Each record, minus any picture, should be returned exactly as written.

━━ DATA ━━

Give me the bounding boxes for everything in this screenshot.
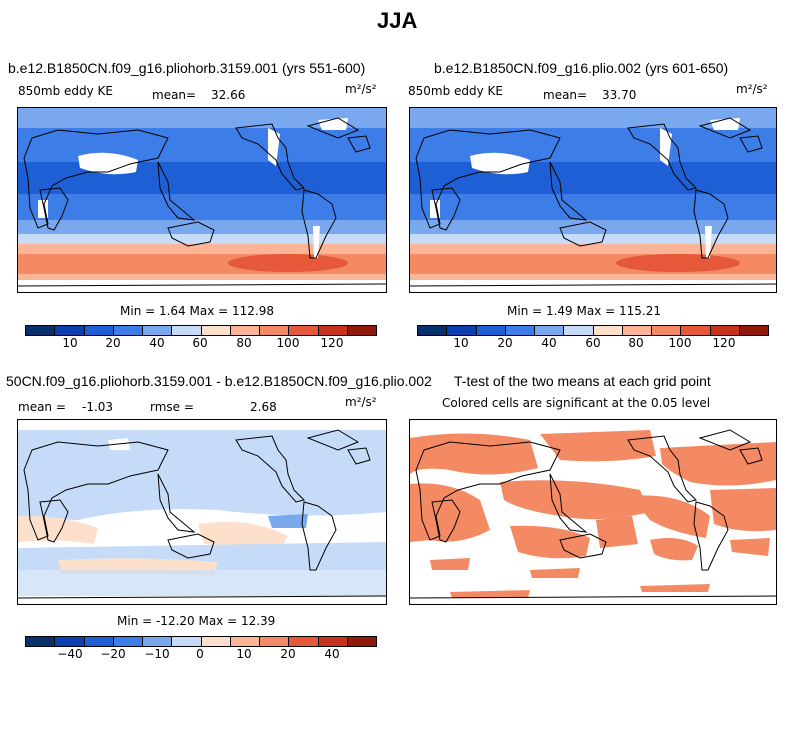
colorbar-swatch [289,326,319,335]
panel-4-subtitle: Colored cells are significant at the 0.0… [442,396,711,410]
colorbar-swatch [143,326,173,335]
colorbar-tick: 10 [62,336,78,350]
panel-3-rmse-label: rmse = [150,400,194,414]
panel-1-title: b.e12.B1850CN.f09_g16.pliohorb.3159.001 … [8,60,366,76]
panel-1-units: m²/s² [345,82,377,96]
colorbar-tick: 0 [196,647,204,661]
colorbar-swatch [739,326,768,335]
colorbar-tick: 60 [585,336,601,350]
panel-1-minmax: Min = 1.64 Max = 112.98 [120,304,274,318]
panel-3-mean-value: -1.03 [82,400,114,414]
colorbar-swatch [622,326,652,335]
colorbar-swatch [26,637,56,646]
colorbar-tick: 100 [668,336,692,350]
colorbar-swatch [505,326,535,335]
colorbar-tick: 80 [628,336,644,350]
colorbar-swatch [347,326,376,335]
panel-1-mean-value: 32.66 [211,88,246,102]
panel-1-mean-label: mean= [152,88,197,102]
colorbar-swatch [201,326,231,335]
panel-4-title: T-test of the two means at each grid poi… [454,373,711,389]
colorbar-swatch [447,326,477,335]
panel-2-mean-label: mean= [543,88,588,102]
colorbar-tick: 40 [149,336,165,350]
panel-3-mean-label: mean = [18,400,66,414]
colorbar-swatch [143,637,173,646]
panel-2-minmax: Min = 1.49 Max = 115.21 [507,304,661,318]
panel-1-variable: 850mb eddy KE [18,84,114,98]
colorbar-swatch [652,326,682,335]
colorbar-swatch [710,326,740,335]
page-title: JJA [377,8,418,33]
colorbar-tick: 10 [453,336,469,350]
panel-3-title: 50CN.f09_g16.pliohorb.3159.001 - b.e12.B… [6,373,432,389]
colorbar-swatch [172,637,202,646]
colorbar-swatch [201,637,231,646]
colorbar-swatch [318,637,348,646]
colorbar-swatch [681,326,711,335]
colorbar-tick: 40 [541,336,557,350]
colorbar-swatch [535,326,565,335]
panel-1-map [17,107,387,293]
colorbar-tick: 80 [236,336,252,350]
colorbar-swatch [347,637,376,646]
panel-4-map [409,419,777,605]
colorbar-swatch [84,326,114,335]
colorbar-swatch [113,637,143,646]
colorbar-swatch [318,326,348,335]
panel-2-map [409,107,777,293]
colorbar-swatch [289,637,319,646]
colorbar-tick: 20 [497,336,513,350]
colorbar-tick: 20 [280,647,296,661]
colorbar-swatch [55,326,85,335]
colorbar-tick: 20 [105,336,121,350]
panel-3-minmax: Min = -12.20 Max = 12.39 [117,614,276,628]
colorbar-swatch [55,637,85,646]
panel-3-colorbar [25,636,377,647]
panel-3-map [17,419,387,605]
colorbar-swatch [26,326,56,335]
colorbar-swatch [476,326,506,335]
colorbar-tick: 60 [192,336,208,350]
colorbar-tick: 120 [320,336,344,350]
colorbar-tick: −20 [100,647,126,661]
colorbar-tick: −40 [57,647,83,661]
colorbar-swatch [230,637,260,646]
colorbar-swatch [564,326,594,335]
colorbar-swatch [260,326,290,335]
panel-1-colorbar [25,325,377,336]
panel-3-rmse-value: 2.68 [250,400,277,414]
colorbar-swatch [84,637,114,646]
panel-2-colorbar [417,325,769,336]
colorbar-swatch [418,326,448,335]
panel-2-units: m²/s² [736,82,768,96]
colorbar-tick: −10 [144,647,170,661]
colorbar-tick: 10 [236,647,252,661]
colorbar-swatch [172,326,202,335]
colorbar-swatch [260,637,290,646]
colorbar-tick: 40 [324,647,340,661]
colorbar-swatch [113,326,143,335]
colorbar-tick: 120 [712,336,736,350]
panel-2-title: b.e12.B1850CN.f09_g16.plio.002 (yrs 601-… [434,60,729,76]
colorbar-tick: 100 [276,336,300,350]
panel-2-mean-value: 33.70 [602,88,637,102]
colorbar-swatch [593,326,623,335]
colorbar-swatch [230,326,260,335]
panel-2-variable: 850mb eddy KE [408,84,504,98]
panel-3-units: m²/s² [345,395,377,409]
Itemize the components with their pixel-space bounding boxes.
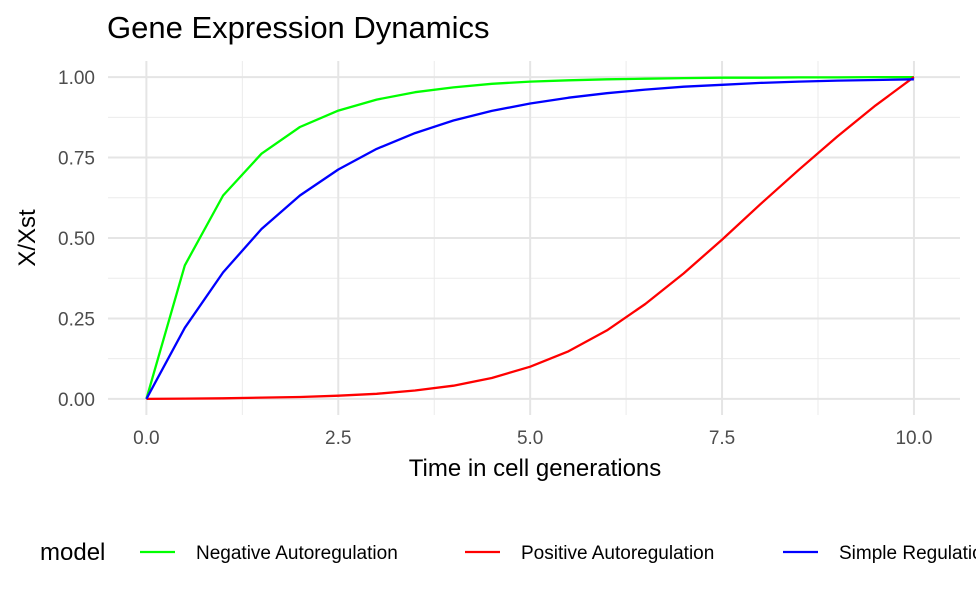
x-tick-label: 7.5: [709, 428, 735, 449]
x-axis-title: Time in cell generations: [409, 455, 662, 482]
y-tick-label: 1.00: [58, 68, 95, 89]
legend-label: Negative Autoregulation: [196, 543, 398, 564]
y-tick-label: 0.75: [58, 149, 95, 170]
y-tick-label: 0.00: [58, 390, 95, 411]
x-tick-label: 5.0: [517, 428, 543, 449]
x-axis-ticks: 0.0 2.5 5.0 7.5 10.0: [133, 428, 932, 449]
y-axis-ticks: 0.00 0.25 0.50 0.75 1.00: [58, 68, 95, 411]
y-tick-label: 0.50: [58, 229, 95, 250]
series-lines: [145, 75, 915, 401]
series-line: [145, 78, 914, 400]
legend-label: Positive Autoregulation: [521, 543, 714, 564]
y-tick-label: 0.25: [58, 309, 95, 330]
x-tick-label: 0.0: [133, 428, 159, 449]
legend-title: model: [40, 539, 105, 566]
chart-title: Gene Expression Dynamics: [107, 10, 490, 45]
series-line: [145, 75, 914, 400]
legend: model Negative Autoregulation Positive Au…: [40, 539, 976, 566]
y-axis-title: X/Xst: [14, 209, 41, 267]
x-tick-label: 2.5: [325, 428, 351, 449]
grid: [108, 61, 960, 415]
x-tick-label: 10.0: [895, 428, 932, 449]
series-line: [146, 76, 915, 401]
legend-label: Simple Regulation: [839, 543, 976, 564]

━━━

ANSWER TO THE EXERCISE:
Give me the bounding boxes for everything in this screenshot.
colorbar-swatch [289,326,319,335]
panel-4-subtitle: Colored cells are significant at the 0.0… [442,396,711,410]
colorbar-swatch [143,326,173,335]
colorbar-tick: 10 [62,336,78,350]
panel-3-rmse-label: rmse = [150,400,194,414]
panel-1-title: b.e12.B1850CN.f09_g16.pliohorb.3159.001 … [8,60,366,76]
panel-1-units: m²/s² [345,82,377,96]
colorbar-tick: 0 [196,647,204,661]
colorbar-swatch [739,326,768,335]
colorbar-tick: 60 [585,336,601,350]
panel-1-minmax: Min = 1.64 Max = 112.98 [120,304,274,318]
panel-3-mean-value: -1.03 [82,400,114,414]
colorbar-swatch [622,326,652,335]
colorbar-swatch [26,637,56,646]
colorbar-tick: 100 [668,336,692,350]
colorbar-swatch [505,326,535,335]
colorbar-tick: 80 [628,336,644,350]
colorbar-swatch [347,326,376,335]
panel-1-mean-value: 32.66 [211,88,246,102]
panel-1-mean-label: mean= [152,88,197,102]
colorbar-swatch [201,326,231,335]
panel-4-title: T-test of the two means at each grid poi… [454,373,711,389]
colorbar-swatch [447,326,477,335]
panel-2-mean-label: mean= [543,88,588,102]
colorbar-tick: 40 [149,336,165,350]
panel-3-mean-label: mean = [18,400,66,414]
colorbar-swatch [143,637,173,646]
panel-2-minmax: Min = 1.49 Max = 115.21 [507,304,661,318]
panel-1-variable: 850mb eddy KE [18,84,114,98]
colorbar-swatch [652,326,682,335]
colorbar-swatch [710,326,740,335]
page-title: JJA [377,8,418,33]
colorbar-tick: 10 [453,336,469,350]
panel-3-title: 50CN.f09_g16.pliohorb.3159.001 - b.e12.B… [6,373,432,389]
colorbar-swatch [172,637,202,646]
colorbar-swatch [201,637,231,646]
colorbar-swatch [318,637,348,646]
colorbar-swatch [681,326,711,335]
colorbar-tick: 40 [541,336,557,350]
colorbar-swatch [535,326,565,335]
panel-1-map [17,107,387,293]
colorbar-tick: 80 [236,336,252,350]
colorbar-swatch [347,637,376,646]
panel-4-map [409,419,777,605]
colorbar-swatch [84,326,114,335]
colorbar-swatch [113,637,143,646]
colorbar-swatch [318,326,348,335]
panel-2-map [409,107,777,293]
colorbar-swatch [289,637,319,646]
colorbar-tick: 20 [497,336,513,350]
colorbar-tick: 20 [280,647,296,661]
colorbar-swatch [55,326,85,335]
colorbar-tick: 20 [105,336,121,350]
panel-3-minmax: Min = -12.20 Max = 12.39 [117,614,276,628]
colorbar-swatch [55,637,85,646]
panel-3-colorbar [25,636,377,647]
panel-3-map [17,419,387,605]
colorbar-swatch [26,326,56,335]
colorbar-swatch [476,326,506,335]
colorbar-tick: 60 [192,336,208,350]
colorbar-tick: 120 [320,336,344,350]
colorbar-tick: −20 [100,647,126,661]
colorbar-tick: −40 [57,647,83,661]
colorbar-swatch [230,637,260,646]
colorbar-swatch [564,326,594,335]
colorbar-swatch [260,326,290,335]
panel-1-colorbar [25,325,377,336]
panel-3-rmse-value: 2.68 [250,400,277,414]
colorbar-swatch [84,637,114,646]
panel-2-colorbar [417,325,769,336]
colorbar-swatch [418,326,448,335]
panel-2-units: m²/s² [736,82,768,96]
colorbar-tick: −10 [144,647,170,661]
colorbar-tick: 10 [236,647,252,661]
colorbar-swatch [172,326,202,335]
colorbar-swatch [260,637,290,646]
colorbar-tick: 40 [324,647,340,661]
colorbar-swatch [113,326,143,335]
colorbar-tick: 120 [712,336,736,350]
panel-2-title: b.e12.B1850CN.f09_g16.plio.002 (yrs 601-… [434,60,729,76]
colorbar-tick: 100 [276,336,300,350]
panel-2-mean-value: 33.70 [602,88,637,102]
colorbar-swatch [593,326,623,335]
colorbar-swatch [230,326,260,335]
panel-2-variable: 850mb eddy KE [408,84,504,98]
panel-3-units: m²/s² [345,395,377,409]
Itemize the components with their pixel-space bounding boxes.
x-tick-label: 7.5: [709, 428, 735, 449]
x-axis-title: Time in cell generations: [409, 455, 662, 482]
y-tick-label: 1.00: [58, 68, 95, 89]
legend-label: Negative Autoregulation: [196, 543, 398, 564]
y-tick-label: 0.75: [58, 149, 95, 170]
y-tick-label: 0.00: [58, 390, 95, 411]
x-tick-label: 5.0: [517, 428, 543, 449]
x-axis-ticks: 0.0 2.5 5.0 7.5 10.0: [133, 428, 932, 449]
y-axis-ticks: 0.00 0.25 0.50 0.75 1.00: [58, 68, 95, 411]
y-tick-label: 0.50: [58, 229, 95, 250]
series-lines: [145, 75, 915, 401]
series-line: [145, 78, 914, 400]
legend-label: Positive Autoregulation: [521, 543, 714, 564]
y-tick-label: 0.25: [58, 309, 95, 330]
x-tick-label: 0.0: [133, 428, 159, 449]
legend-title: model: [40, 539, 105, 566]
chart-title: Gene Expression Dynamics: [107, 10, 490, 45]
series-line: [145, 75, 914, 400]
legend: model Negative Autoregulation Positive Au…: [40, 539, 976, 566]
y-axis-title: X/Xst: [14, 209, 41, 267]
x-tick-label: 2.5: [325, 428, 351, 449]
grid: [108, 61, 960, 415]
x-tick-label: 10.0: [895, 428, 932, 449]
series-line: [146, 76, 915, 401]
legend-label: Simple Regulation: [839, 543, 976, 564]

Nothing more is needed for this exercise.